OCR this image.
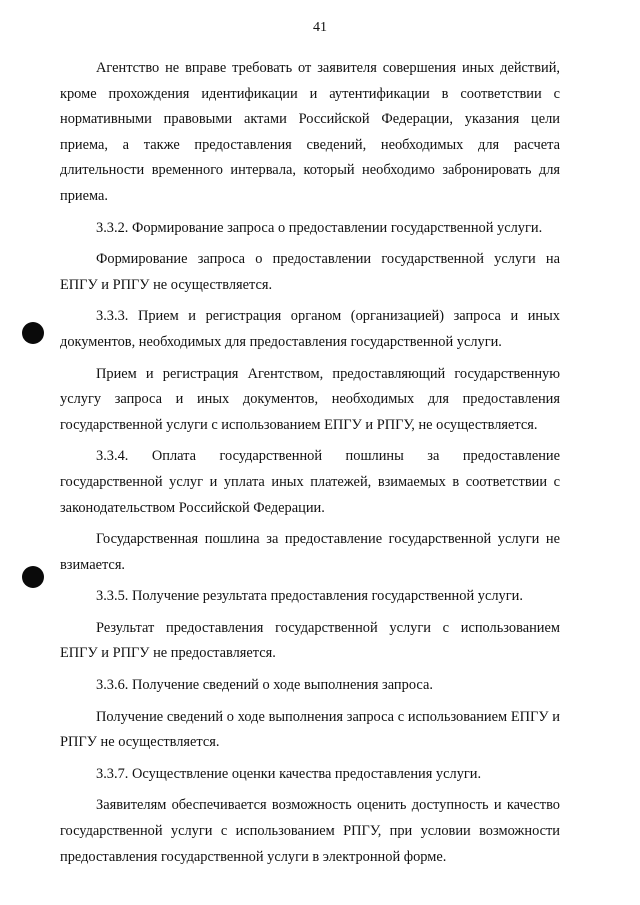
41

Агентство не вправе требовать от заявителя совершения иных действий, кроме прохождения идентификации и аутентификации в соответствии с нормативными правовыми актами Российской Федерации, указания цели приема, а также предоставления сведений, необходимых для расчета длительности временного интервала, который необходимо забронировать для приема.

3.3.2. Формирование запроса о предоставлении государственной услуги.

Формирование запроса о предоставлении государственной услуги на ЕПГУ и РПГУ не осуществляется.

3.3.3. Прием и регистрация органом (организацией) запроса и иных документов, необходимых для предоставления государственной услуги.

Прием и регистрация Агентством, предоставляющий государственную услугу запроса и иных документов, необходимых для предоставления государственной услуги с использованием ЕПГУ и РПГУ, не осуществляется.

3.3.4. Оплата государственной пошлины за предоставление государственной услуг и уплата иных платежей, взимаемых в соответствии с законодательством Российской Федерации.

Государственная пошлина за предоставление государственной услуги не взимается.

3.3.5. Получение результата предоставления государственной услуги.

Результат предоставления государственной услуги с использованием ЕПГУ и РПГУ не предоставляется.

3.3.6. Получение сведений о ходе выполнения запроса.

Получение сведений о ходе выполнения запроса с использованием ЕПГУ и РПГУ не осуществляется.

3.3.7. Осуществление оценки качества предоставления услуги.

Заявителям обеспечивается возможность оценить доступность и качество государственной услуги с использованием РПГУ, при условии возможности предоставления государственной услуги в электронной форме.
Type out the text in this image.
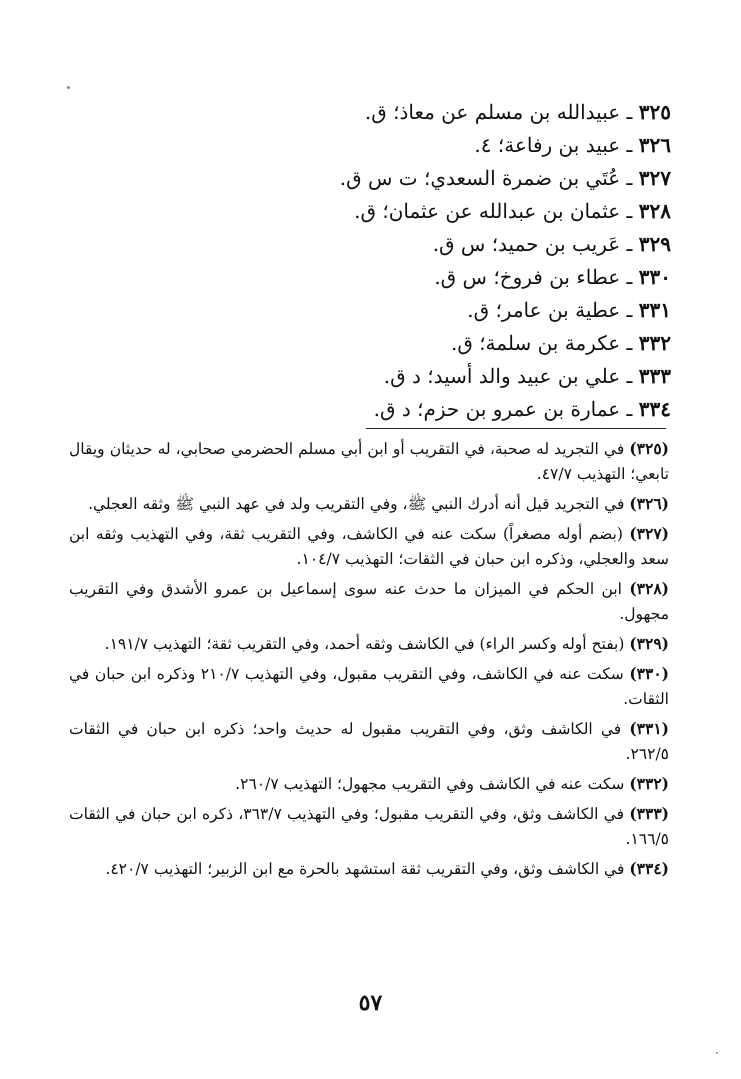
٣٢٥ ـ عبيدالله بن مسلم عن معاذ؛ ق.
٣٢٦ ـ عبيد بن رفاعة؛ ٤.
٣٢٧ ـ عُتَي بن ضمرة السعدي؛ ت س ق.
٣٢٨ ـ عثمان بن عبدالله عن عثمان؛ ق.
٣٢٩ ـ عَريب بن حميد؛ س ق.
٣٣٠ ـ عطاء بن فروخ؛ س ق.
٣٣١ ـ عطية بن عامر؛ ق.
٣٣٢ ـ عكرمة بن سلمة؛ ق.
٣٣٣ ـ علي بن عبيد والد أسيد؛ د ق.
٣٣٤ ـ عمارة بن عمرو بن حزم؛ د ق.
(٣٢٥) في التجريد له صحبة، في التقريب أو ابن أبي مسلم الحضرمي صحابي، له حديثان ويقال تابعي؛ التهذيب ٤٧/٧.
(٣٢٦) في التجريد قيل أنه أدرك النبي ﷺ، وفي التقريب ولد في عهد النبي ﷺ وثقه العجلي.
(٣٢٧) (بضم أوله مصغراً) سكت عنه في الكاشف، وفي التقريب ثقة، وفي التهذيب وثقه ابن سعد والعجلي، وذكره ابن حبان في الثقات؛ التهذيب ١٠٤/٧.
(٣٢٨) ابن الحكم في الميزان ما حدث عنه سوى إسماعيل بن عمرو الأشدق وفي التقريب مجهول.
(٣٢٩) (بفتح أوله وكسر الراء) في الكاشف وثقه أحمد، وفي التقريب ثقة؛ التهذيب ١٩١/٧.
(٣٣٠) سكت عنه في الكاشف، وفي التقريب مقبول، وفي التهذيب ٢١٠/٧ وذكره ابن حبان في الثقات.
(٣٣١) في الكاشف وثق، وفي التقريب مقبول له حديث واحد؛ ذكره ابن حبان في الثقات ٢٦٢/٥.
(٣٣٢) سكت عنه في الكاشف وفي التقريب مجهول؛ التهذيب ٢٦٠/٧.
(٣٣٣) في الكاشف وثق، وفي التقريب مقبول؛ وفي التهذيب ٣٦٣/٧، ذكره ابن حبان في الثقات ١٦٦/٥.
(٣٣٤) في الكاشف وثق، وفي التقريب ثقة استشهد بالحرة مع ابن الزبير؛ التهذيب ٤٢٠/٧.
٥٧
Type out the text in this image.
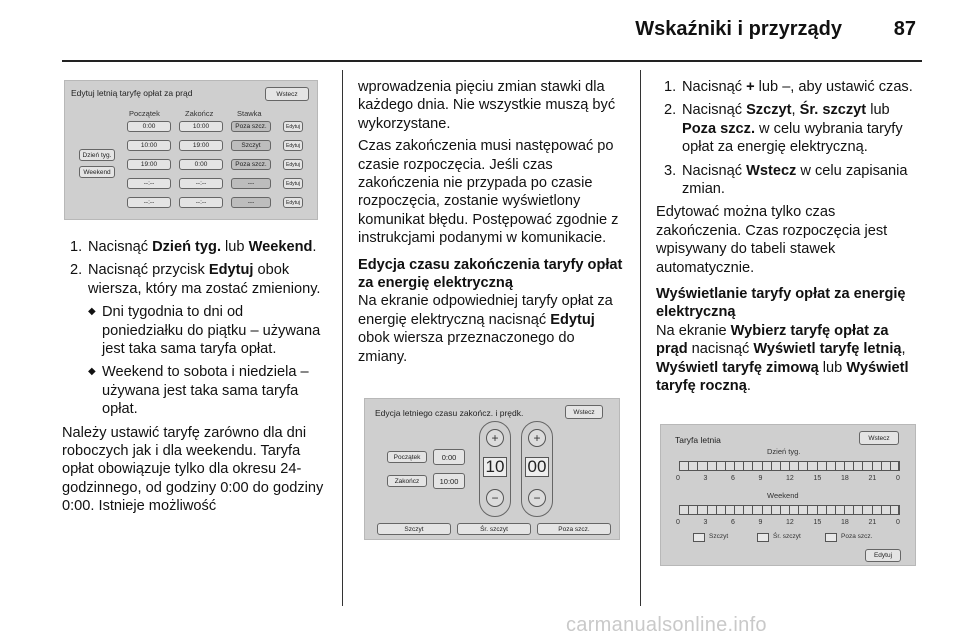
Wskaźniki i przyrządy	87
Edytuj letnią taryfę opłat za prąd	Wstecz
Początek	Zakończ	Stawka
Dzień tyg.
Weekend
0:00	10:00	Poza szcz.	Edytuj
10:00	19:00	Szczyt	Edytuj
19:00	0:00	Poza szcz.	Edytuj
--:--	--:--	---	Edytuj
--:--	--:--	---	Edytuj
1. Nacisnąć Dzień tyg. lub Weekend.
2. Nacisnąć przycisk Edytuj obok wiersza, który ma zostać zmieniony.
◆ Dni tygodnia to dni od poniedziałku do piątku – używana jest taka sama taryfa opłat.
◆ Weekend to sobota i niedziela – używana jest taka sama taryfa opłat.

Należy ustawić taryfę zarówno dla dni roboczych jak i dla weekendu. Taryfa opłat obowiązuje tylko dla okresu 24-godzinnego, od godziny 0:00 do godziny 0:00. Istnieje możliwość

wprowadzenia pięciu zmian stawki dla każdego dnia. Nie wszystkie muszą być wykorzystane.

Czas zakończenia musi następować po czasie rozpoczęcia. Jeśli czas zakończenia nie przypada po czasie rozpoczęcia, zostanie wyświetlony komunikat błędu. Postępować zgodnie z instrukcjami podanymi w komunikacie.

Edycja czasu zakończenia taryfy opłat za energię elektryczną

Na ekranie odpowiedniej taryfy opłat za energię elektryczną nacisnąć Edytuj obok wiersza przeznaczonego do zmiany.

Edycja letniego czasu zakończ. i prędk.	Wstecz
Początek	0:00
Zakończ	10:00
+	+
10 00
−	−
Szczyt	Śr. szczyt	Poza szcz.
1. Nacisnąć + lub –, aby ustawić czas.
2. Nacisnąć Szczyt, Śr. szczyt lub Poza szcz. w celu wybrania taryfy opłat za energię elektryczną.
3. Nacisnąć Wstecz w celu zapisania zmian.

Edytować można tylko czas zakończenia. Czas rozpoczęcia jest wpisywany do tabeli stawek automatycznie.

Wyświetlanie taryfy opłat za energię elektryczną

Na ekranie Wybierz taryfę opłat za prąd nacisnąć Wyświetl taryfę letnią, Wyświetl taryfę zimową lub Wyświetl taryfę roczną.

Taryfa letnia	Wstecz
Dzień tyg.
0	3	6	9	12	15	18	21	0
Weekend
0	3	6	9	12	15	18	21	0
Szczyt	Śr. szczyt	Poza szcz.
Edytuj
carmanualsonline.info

* * *

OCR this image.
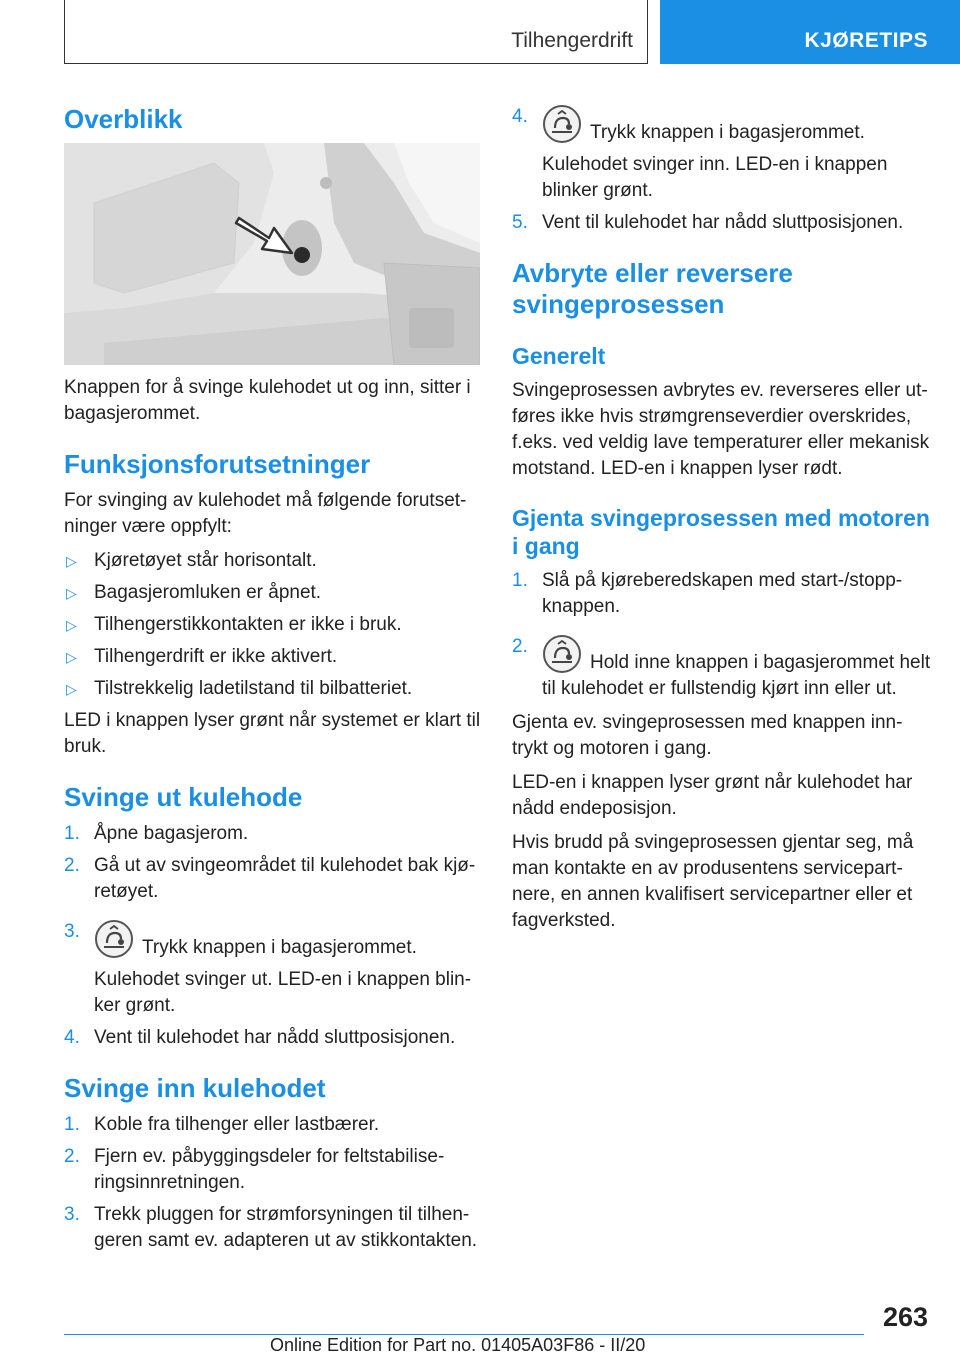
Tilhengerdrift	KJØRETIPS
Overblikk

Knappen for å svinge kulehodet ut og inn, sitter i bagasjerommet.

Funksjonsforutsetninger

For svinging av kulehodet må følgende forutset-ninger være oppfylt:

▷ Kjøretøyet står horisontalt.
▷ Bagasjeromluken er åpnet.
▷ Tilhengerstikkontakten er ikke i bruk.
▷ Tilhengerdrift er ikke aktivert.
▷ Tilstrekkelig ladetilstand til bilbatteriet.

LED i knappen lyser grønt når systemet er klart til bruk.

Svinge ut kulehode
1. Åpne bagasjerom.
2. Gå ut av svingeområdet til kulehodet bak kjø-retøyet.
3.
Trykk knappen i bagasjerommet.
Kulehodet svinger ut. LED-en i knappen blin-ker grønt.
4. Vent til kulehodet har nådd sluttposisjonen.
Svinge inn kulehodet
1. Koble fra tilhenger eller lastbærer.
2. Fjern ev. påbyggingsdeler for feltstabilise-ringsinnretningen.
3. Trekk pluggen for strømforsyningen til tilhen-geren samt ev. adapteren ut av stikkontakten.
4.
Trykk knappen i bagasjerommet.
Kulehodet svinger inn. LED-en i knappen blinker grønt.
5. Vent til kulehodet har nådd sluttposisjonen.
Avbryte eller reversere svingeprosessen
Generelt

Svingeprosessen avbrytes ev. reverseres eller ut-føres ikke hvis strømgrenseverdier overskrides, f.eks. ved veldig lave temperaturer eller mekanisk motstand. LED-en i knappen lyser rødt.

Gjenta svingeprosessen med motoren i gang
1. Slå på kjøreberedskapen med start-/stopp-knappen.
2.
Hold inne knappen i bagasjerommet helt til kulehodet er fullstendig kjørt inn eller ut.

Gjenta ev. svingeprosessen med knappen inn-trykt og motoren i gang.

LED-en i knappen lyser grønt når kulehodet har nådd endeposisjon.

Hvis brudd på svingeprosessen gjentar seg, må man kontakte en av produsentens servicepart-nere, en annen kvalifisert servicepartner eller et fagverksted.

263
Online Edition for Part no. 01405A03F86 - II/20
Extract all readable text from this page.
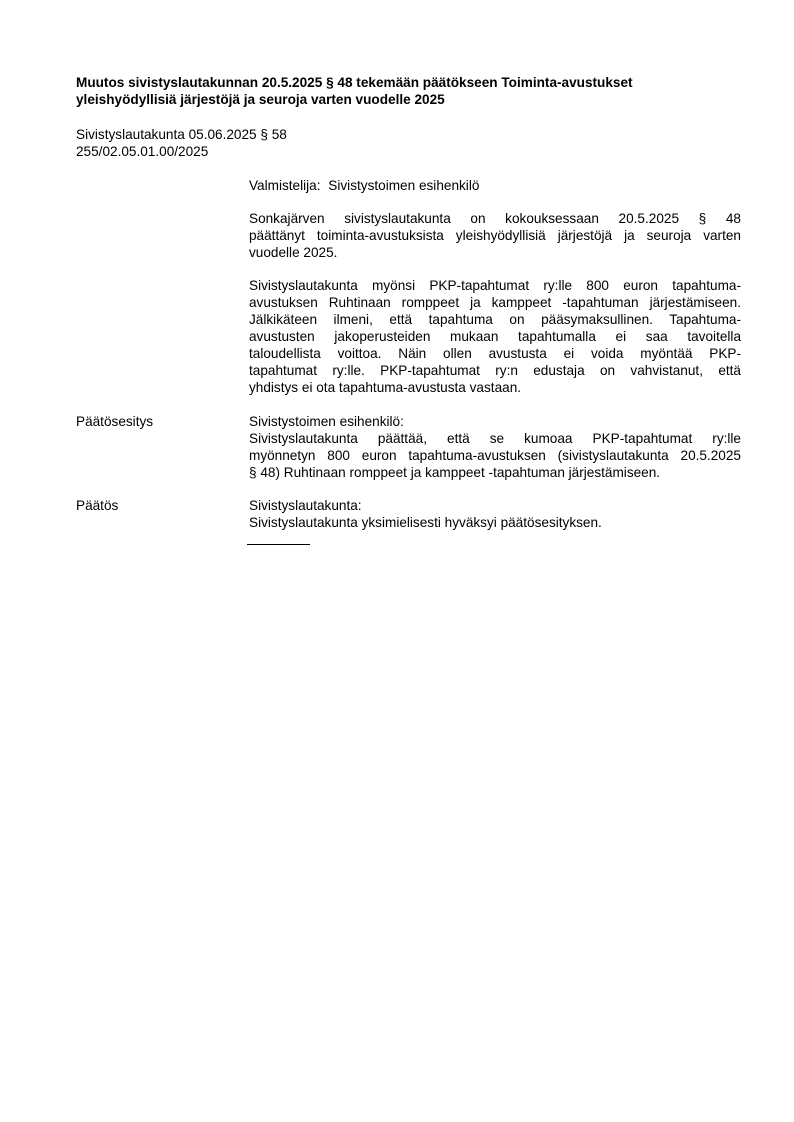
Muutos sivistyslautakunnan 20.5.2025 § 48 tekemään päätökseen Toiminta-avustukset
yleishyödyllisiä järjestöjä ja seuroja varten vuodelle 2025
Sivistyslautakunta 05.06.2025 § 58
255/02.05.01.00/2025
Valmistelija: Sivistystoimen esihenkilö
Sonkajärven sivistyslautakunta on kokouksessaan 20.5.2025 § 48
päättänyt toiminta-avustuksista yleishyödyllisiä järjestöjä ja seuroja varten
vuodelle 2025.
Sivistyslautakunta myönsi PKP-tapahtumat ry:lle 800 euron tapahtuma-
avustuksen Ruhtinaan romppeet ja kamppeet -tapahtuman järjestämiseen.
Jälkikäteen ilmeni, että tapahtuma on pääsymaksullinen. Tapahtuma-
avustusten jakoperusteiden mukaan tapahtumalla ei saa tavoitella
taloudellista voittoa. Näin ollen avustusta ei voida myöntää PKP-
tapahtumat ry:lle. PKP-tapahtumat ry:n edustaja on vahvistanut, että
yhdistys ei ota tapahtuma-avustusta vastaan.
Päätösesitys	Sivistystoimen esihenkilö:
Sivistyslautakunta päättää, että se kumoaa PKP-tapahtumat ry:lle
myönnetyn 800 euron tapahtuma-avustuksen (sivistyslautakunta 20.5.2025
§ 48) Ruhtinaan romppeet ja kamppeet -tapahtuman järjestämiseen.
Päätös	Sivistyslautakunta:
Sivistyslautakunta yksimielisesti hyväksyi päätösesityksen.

• **GOAL OF THE EXERCISE**:
How many of the listing's lines contain "предоставление"? Respond with a single number and nothing else.

• **EXERCISE RESPONSE**:
2